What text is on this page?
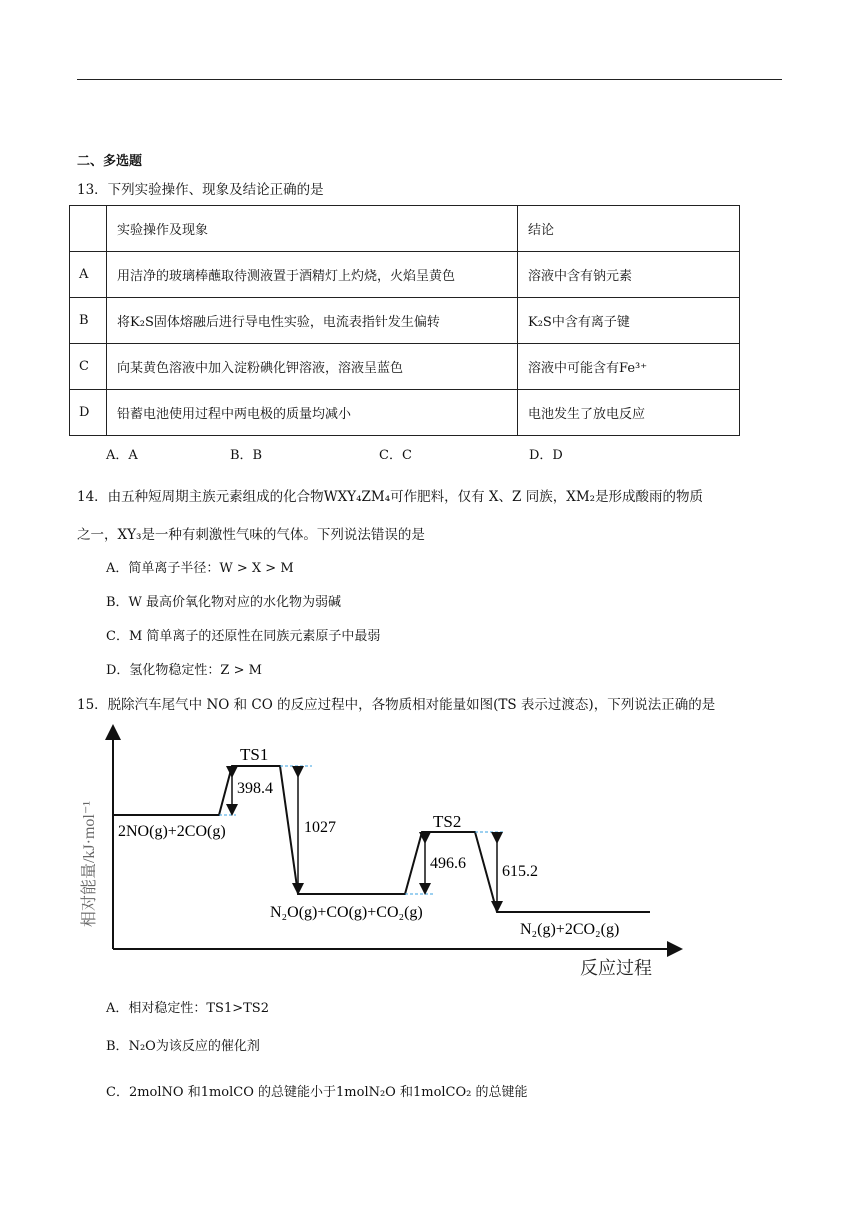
二、多选题
13．下列实验操作、现象及结论正确的是
	实验操作及现象	结论
A	用洁净的玻璃棒蘸取待测液置于酒精灯上灼烧，火焰呈黄色	溶液中含有钠元素
B	将K₂S固体熔融后进行导电性实验，电流表指针发生偏转	K₂S中含有离子键
C	向某黄色溶液中加入淀粉碘化钾溶液，溶液呈蓝色	溶液中可能含有Fe³⁺
D	铅蓄电池使用过程中两电极的质量均减小	电池发生了放电反应
A．A	B．B	C．C	D．D
14．由五种短周期主族元素组成的化合物WXY₄ZM₄可作肥料，仅有 X、Z 同族，XM₂是形成酸雨的物质
之一，XY₃是一种有刺激性气味的气体。下列说法错误的是
A．简单离子半径：W > X > M
B．W 最高价氧化物对应的水化物为弱碱
C．M 简单离子的还原性在同族元素原子中最弱
D．氢化物稳定性：Z > M
15．脱除汽车尾气中 NO 和 CO 的反应过程中，各物质相对能量如图(TS 表示过渡态)，下列说法正确的是
相对能量/kJ·mol⁻¹
反应过程
TS1
398.4
2NO(g)+2CO(g)	1027	TS2
496.6 615.2
N₂O(g)+CO(g)+CO₂(g)
N₂(g)+2CO₂(g)
A．相对稳定性：TS1>TS2
B．N₂O为该反应的催化剂
C．2molNO 和1molCO 的总键能小于1molN₂O 和1molCO₂ 的总键能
════════════════
Make an exact copy of the listing above. Do not include the pictures.

What text is on this page?
二、多选题
13．下列实验操作、现象及结论正确的是
	实验操作及现象	结论
A	用洁净的玻璃棒蘸取待测液置于酒精灯上灼烧，火焰呈黄色	溶液中含有钠元素
B	将K₂S固体熔融后进行导电性实验，电流表指针发生偏转	K₂S中含有离子键
C	向某黄色溶液中加入淀粉碘化钾溶液，溶液呈蓝色	溶液中可能含有Fe³⁺
D	铅蓄电池使用过程中两电极的质量均减小	电池发生了放电反应
A．A	B．B	C．C	D．D
14．由五种短周期主族元素组成的化合物WXY₄ZM₄可作肥料，仅有 X、Z 同族，XM₂是形成酸雨的物质
之一，XY₃是一种有刺激性气味的气体。下列说法错误的是
A．简单离子半径：W > X > M
B．W 最高价氧化物对应的水化物为弱碱
C．M 简单离子的还原性在同族元素原子中最弱
D．氢化物稳定性：Z > M
15．脱除汽车尾气中 NO 和 CO 的反应过程中，各物质相对能量如图(TS 表示过渡态)，下列说法正确的是
相对能量/kJ·mol⁻¹
反应过程
TS1
398.4
2NO(g)+2CO(g)	1027	TS2
496.6 615.2
N₂O(g)+CO(g)+CO₂(g)
N₂(g)+2CO₂(g)
A．相对稳定性：TS1>TS2
B．N₂O为该反应的催化剂
C．2molNO 和1molCO 的总键能小于1molN₂O 和1molCO₂ 的总键能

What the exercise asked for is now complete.